(Entries from a visual dataset)
━━━━━━━━━━━━━━━━

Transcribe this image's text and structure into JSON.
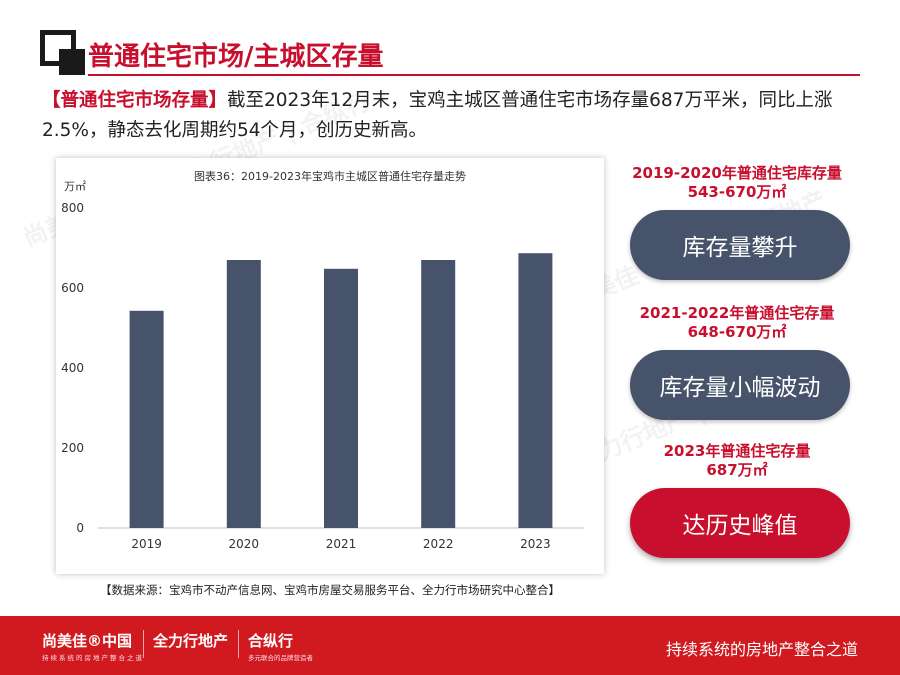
{
  "header": {
    "title": "普通住宅市场/主城区存量"
  },
  "intro": {
    "tag": "【普通住宅市场存量】",
    "text": "截至2023年12月末，宝鸡主城区普通住宅市场存量687万平米，同比上涨2.5%，静态去化周期约54个月，创历史新高。"
  },
  "chart_data": {
    "type": "bar",
    "title": "图表36：2019-2023年宝鸡市主城区普通住宅存量走势",
    "ylabel": "万㎡",
    "categories": [
      "2019",
      "2020",
      "2021",
      "2022",
      "2023"
    ],
    "values": [
      543,
      670,
      648,
      670,
      687
    ],
    "ylim": [
      0,
      800
    ],
    "yticks": [
      0,
      200,
      400,
      600,
      800
    ],
    "bar_color": "#46536a",
    "grid": false
  },
  "source": "【数据来源：宝鸡市不动产信息网、宝鸡市房屋交易服务平台、全力行市场研究中心整合】",
  "sidebar": {
    "blocks": [
      {
        "heading_line1": "2019-2020年普通住宅库存量",
        "heading_line2": "543-670万㎡",
        "pill": "库存量攀升",
        "style": "dark"
      },
      {
        "heading_line1": "2021-2022年普通住宅存量",
        "heading_line2": "648-670万㎡",
        "pill": "库存量小幅波动",
        "style": "dark"
      },
      {
        "heading_line1": "2023年普通住宅存量",
        "heading_line2": "687万㎡",
        "pill": "达历史峰值",
        "style": "red"
      }
    ]
  },
  "footer": {
    "brand1": "尚美佳®中国",
    "brand1_sub": "持续系统的房地产整合之道",
    "brand2": "全力行地产",
    "brand3": "合纵行",
    "brand3_sub": "多元联合的品牌营造者",
    "slogan": "持续系统的房地产整合之道"
  },
  "colors": {
    "accent": "#c8102e",
    "bar": "#46536a",
    "footer": "#d01a1f"
  }
}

━━━━━━━━━━━━━━━━

Problem to work on ▸
Pull out every line of the records that includes the string "title".

Task result ▸
    "title": "普通住宅市场/主城区存量"
    "title": "图表36：2019-2023年宝鸡市主城区普通住宅存量走势",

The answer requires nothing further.